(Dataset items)
● ● ● ● ●

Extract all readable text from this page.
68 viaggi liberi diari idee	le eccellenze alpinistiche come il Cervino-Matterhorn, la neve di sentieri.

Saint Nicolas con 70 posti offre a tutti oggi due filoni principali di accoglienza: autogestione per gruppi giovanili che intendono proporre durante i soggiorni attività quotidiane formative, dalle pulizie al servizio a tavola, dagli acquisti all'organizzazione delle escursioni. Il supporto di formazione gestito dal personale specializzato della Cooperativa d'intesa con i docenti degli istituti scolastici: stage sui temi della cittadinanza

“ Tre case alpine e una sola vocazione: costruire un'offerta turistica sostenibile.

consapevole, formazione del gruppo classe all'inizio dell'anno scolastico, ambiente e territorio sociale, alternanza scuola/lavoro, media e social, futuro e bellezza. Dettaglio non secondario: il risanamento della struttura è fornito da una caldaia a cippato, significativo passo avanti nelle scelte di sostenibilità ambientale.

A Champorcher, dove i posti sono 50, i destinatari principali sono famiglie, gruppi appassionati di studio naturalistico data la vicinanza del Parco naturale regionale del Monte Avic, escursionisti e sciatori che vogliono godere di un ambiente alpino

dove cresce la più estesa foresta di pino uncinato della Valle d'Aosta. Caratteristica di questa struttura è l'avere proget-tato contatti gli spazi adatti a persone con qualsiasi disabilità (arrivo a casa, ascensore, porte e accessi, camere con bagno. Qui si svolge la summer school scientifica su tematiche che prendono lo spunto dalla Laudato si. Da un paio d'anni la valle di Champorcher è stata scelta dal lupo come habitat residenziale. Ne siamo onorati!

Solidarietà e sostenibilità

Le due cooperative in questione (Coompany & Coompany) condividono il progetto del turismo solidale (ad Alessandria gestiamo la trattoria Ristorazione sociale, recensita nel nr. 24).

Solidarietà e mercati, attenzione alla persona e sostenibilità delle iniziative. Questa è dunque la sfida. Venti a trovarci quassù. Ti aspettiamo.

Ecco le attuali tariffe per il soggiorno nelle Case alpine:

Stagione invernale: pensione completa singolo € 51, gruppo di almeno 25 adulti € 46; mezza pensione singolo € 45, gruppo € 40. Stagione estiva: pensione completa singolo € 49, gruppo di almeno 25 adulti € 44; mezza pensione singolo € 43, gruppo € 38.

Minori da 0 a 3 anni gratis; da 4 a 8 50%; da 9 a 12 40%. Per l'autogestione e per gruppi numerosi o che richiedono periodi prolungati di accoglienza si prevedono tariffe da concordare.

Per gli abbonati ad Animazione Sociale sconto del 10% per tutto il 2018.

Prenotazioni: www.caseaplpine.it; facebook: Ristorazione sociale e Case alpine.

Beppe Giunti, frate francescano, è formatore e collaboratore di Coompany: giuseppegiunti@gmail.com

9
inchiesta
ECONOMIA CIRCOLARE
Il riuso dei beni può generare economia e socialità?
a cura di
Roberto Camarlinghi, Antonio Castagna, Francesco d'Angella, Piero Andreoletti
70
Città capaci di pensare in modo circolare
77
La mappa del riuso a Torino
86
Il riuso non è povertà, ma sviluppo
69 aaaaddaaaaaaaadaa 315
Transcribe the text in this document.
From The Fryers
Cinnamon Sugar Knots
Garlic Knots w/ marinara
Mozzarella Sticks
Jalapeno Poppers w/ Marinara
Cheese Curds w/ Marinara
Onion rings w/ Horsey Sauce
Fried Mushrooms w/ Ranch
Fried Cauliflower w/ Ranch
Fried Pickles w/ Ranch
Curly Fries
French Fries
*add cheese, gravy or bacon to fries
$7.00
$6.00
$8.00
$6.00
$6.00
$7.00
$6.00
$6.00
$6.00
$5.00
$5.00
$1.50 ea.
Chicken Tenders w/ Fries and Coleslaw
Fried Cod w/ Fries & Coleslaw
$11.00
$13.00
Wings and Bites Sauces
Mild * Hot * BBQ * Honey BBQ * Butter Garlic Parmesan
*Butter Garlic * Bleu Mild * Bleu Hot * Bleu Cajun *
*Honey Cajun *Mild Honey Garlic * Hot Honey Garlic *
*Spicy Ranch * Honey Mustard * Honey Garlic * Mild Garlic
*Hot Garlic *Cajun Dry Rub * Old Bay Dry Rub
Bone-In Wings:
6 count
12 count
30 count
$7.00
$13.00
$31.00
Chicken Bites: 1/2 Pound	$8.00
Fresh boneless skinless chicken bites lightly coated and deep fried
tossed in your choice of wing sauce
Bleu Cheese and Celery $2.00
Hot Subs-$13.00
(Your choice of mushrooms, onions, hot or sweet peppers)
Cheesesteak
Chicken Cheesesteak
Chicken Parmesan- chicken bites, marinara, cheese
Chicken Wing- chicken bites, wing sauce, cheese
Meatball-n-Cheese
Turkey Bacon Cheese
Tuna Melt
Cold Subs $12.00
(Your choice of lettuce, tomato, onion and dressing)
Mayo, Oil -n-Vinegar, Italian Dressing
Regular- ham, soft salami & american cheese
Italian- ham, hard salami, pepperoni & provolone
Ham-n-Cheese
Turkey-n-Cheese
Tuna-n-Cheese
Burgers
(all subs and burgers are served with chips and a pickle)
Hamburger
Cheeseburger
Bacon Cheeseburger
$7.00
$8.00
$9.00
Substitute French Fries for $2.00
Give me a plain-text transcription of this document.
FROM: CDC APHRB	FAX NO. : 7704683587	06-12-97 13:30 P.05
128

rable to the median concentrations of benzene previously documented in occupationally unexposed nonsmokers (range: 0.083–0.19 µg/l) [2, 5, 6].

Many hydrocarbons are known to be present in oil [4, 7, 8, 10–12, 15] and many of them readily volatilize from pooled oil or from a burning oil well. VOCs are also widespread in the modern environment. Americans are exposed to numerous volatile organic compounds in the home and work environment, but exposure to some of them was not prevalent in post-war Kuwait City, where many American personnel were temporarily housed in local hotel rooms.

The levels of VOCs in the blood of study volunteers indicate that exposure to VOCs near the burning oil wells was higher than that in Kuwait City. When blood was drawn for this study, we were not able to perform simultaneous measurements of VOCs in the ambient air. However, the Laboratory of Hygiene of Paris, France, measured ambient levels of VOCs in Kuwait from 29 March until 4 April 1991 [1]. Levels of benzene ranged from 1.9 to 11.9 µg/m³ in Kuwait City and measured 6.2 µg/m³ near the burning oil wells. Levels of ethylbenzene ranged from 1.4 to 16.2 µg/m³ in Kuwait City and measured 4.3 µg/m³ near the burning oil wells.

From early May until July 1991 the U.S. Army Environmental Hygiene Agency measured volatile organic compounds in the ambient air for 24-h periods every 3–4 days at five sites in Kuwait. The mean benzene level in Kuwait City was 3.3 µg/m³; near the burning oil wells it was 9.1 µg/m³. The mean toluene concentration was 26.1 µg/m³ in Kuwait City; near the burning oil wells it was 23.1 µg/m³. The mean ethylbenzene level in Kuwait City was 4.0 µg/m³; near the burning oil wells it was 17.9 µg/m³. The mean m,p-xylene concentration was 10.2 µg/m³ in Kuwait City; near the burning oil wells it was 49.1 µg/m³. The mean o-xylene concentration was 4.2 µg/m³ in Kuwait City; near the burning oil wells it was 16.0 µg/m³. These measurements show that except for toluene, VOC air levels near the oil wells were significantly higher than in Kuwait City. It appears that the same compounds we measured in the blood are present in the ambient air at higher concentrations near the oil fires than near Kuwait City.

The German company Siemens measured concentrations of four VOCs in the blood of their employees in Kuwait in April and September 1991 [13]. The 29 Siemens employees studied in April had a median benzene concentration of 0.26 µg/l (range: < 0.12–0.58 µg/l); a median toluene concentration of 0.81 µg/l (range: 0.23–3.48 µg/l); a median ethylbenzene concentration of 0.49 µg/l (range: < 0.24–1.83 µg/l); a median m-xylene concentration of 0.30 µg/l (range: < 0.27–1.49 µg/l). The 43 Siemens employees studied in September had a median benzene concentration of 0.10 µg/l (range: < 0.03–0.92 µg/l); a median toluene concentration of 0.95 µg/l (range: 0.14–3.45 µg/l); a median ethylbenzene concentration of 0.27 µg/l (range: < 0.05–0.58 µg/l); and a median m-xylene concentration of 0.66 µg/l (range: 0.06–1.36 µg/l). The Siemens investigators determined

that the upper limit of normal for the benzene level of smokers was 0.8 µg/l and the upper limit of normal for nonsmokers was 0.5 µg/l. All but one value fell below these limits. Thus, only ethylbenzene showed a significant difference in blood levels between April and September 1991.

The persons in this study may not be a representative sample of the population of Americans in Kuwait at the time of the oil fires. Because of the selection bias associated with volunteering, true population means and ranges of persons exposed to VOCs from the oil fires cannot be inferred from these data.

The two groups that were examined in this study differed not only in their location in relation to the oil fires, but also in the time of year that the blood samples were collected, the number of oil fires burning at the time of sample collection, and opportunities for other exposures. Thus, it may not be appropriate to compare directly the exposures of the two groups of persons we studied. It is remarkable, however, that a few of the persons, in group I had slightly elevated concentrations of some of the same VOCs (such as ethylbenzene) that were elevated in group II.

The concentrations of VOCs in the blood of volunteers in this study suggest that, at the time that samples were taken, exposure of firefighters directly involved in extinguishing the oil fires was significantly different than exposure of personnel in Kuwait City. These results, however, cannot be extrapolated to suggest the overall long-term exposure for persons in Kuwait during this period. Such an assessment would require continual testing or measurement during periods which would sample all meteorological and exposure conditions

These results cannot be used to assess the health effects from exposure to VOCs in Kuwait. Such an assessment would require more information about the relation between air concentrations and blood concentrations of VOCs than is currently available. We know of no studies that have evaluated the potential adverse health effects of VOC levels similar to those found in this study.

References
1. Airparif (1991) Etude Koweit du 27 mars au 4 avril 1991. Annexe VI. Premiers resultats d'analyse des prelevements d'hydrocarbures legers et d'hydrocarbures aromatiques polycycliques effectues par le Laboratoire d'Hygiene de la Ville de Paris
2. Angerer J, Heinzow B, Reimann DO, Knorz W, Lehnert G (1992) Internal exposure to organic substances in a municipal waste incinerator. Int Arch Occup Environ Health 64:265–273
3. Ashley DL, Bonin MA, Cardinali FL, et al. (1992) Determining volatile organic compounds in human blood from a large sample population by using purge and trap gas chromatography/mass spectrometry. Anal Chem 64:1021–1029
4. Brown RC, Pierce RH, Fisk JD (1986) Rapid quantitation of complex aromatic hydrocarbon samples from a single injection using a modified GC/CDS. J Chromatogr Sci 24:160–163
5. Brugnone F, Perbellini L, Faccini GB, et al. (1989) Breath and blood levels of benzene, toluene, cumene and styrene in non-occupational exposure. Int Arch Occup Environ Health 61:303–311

● ● ● ● ●

Identify each line in the records above containing the word "Hygiene"; copy those lines.

ANSWER TO THE TASK:
The levels of VOCs in the blood of study volunteers indicate that exposure to VOCs near the burning oil wells was higher than that in Kuwait City. When blood was drawn for this study, we were not able to perform simultaneous measurements of VOCs in the ambient air. However, the Laboratory of Hygiene of Paris, France, measured ambient levels of VOCs in Kuwait from 29 March until 4 April 1991 [1]. Levels of benzene ranged from 1.9 to 11.9 µg/m³ in Kuwait City and measured 6.2 µg/m³ near the burning oil wells. Levels of ethylbenzene ranged from 1.4 to 16.2 µg/m³ in Kuwait City and measured 4.3 µg/m³ near the burning oil wells.
From early May until July 1991 the U.S. Army Environmental Hygiene Agency measured volatile organic compounds in the ambient air for 24-h periods every 3–4 days at five sites in Kuwait. The mean benzene level in Kuwait City was 3.3 µg/m³; near the burning oil wells it was 9.1 µg/m³. The mean toluene concentration was 26.1 µg/m³ in Kuwait City; near the burning oil wells it was 23.1 µg/m³. The mean ethylbenzene level in Kuwait City was 4.0 µg/m³; near the burning oil wells it was 17.9 µg/m³. The mean m,p-xylene concentration was 10.2 µg/m³ in Kuwait City; near the burning oil wells it was 49.1 µg/m³. The mean o-xylene concentration was 4.2 µg/m³ in Kuwait City; near the burning oil wells it was 16.0 µg/m³. These measurements show that except for toluene, VOC air levels near the oil wells were significantly higher than in Kuwait City. It appears that the same compounds we measured in the blood are present in the ambient air at higher concentrations near the oil fires than near Kuwait City.
1. Airparif (1991) Etude Koweit du 27 mars au 4 avril 1991. Annexe VI. Premiers resultats d'analyse des prelevements d'hydrocarbures legers et d'hydrocarbures aromatiques polycycliques effectues par le Laboratoire d'Hygiene de la Ville de Paris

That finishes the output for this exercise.